*** Records provided ***

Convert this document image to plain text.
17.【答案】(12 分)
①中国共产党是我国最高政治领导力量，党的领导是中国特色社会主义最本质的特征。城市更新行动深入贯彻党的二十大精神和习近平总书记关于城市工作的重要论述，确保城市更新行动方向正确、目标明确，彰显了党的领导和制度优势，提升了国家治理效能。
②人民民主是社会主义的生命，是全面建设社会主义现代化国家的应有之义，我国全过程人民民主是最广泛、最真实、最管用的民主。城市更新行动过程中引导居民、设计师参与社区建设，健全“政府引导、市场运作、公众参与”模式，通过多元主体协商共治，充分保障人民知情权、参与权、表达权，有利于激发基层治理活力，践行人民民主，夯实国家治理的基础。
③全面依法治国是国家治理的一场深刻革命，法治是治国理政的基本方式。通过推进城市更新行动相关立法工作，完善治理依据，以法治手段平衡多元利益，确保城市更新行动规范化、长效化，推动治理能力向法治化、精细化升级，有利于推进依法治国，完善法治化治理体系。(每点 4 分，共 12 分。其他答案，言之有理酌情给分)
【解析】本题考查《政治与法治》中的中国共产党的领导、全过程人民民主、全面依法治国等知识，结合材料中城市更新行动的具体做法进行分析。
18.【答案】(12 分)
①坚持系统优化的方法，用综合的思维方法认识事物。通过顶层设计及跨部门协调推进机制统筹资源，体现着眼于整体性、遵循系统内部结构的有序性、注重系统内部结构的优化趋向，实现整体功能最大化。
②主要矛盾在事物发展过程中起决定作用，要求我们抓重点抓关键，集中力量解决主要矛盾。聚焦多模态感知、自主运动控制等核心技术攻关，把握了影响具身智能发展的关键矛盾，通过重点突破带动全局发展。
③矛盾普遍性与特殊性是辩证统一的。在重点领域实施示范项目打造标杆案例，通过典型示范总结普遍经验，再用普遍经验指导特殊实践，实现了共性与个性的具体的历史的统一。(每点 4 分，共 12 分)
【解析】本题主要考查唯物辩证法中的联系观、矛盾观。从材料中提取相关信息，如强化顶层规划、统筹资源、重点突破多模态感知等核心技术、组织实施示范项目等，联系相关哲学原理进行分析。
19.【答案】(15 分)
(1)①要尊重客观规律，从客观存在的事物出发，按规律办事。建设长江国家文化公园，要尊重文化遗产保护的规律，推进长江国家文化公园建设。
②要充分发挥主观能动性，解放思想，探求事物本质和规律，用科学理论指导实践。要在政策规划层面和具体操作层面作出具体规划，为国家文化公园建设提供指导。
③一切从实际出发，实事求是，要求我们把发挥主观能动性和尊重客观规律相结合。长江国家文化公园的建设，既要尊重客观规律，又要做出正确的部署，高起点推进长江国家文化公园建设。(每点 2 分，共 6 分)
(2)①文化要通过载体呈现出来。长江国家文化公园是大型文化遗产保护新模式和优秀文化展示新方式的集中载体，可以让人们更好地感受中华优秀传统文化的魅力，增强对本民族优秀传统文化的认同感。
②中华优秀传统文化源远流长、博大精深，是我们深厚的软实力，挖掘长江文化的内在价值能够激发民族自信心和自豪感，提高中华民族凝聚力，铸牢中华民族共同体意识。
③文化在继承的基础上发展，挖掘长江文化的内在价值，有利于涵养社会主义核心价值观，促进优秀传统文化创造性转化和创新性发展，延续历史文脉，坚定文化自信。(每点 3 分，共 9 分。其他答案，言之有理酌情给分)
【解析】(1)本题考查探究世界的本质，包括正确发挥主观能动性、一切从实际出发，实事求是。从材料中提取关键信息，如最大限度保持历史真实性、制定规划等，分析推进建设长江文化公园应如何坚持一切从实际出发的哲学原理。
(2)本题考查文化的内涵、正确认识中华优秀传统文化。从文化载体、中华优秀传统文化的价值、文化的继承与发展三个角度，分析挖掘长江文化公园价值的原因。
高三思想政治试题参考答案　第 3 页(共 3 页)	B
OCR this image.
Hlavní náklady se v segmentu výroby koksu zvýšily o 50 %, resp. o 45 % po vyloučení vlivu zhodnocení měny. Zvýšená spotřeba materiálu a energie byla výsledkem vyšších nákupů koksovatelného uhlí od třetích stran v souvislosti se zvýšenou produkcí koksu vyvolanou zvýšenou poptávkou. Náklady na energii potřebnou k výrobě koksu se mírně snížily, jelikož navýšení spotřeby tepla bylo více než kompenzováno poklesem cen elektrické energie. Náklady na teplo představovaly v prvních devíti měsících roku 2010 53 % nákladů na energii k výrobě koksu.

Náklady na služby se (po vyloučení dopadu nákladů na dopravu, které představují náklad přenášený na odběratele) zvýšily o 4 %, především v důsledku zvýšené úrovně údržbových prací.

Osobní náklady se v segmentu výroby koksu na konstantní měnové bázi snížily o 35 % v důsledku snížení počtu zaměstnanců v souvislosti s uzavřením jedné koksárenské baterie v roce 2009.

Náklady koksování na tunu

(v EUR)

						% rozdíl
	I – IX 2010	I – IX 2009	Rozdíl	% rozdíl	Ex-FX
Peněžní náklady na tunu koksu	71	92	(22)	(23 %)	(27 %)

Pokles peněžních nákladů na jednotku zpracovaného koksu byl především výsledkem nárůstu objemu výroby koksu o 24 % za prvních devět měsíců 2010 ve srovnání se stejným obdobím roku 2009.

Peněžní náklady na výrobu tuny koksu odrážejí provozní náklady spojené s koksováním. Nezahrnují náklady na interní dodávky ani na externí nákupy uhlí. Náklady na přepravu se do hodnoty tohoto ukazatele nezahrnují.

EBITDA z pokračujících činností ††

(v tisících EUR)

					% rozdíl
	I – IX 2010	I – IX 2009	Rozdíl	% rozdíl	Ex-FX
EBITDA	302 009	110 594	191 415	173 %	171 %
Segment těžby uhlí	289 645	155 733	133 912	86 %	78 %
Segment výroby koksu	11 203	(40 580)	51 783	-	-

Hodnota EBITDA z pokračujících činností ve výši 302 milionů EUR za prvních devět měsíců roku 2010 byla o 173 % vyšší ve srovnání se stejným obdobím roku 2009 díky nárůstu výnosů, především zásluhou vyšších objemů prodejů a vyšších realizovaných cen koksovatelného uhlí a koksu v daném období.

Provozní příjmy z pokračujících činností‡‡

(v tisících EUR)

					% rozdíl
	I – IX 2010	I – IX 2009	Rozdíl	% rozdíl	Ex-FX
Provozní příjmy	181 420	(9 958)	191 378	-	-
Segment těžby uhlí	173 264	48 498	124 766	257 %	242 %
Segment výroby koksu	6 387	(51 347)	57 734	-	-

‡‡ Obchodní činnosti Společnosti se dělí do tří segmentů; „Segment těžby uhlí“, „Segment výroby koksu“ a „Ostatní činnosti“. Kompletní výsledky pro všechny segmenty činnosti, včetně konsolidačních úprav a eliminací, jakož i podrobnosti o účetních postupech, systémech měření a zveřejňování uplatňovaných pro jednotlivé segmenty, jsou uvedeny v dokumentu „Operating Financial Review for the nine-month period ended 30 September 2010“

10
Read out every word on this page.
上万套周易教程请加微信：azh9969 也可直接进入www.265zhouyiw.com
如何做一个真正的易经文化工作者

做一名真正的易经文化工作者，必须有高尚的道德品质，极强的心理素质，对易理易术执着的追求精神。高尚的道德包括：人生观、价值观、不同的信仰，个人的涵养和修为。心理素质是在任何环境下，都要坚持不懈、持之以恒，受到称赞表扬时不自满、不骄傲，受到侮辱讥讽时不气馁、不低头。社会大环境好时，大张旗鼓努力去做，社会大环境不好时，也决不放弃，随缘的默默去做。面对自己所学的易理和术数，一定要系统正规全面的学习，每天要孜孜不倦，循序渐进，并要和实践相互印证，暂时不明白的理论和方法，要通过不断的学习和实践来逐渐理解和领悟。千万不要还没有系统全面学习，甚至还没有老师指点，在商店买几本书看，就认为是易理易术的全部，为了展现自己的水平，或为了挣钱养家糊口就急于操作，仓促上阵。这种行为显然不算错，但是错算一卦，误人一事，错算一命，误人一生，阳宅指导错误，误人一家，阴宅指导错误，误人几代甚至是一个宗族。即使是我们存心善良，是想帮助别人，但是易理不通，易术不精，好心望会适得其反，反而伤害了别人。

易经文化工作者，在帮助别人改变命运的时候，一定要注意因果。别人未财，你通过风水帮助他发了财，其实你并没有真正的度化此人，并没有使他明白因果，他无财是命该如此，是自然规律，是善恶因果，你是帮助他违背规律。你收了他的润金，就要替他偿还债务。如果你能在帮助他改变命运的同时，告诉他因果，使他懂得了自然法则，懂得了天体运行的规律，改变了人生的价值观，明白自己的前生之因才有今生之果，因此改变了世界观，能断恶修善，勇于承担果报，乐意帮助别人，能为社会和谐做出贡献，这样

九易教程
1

***

Task requirements: Look through the material above and pick out each line holding the word "言之有理酌情给分".

Solution:
③全面依法治国是国家治理的一场深刻革命，法治是治国理政的基本方式。通过推进城市更新行动相关立法工作，完善治理依据，以法治手段平衡多元利益，确保城市更新行动规范化、长效化，推动治理能力向法治化、精细化升级，有利于推进依法治国，完善法治化治理体系。(每点 4 分，共 12 分。其他答案，言之有理酌情给分)
③文化在继承的基础上发展，挖掘长江文化的内在价值，有利于涵养社会主义核心价值观，促进优秀传统文化创造性转化和创新性发展，延续历史文脉，坚定文化自信。(每点 3 分，共 9 分。其他答案，言之有理酌情给分)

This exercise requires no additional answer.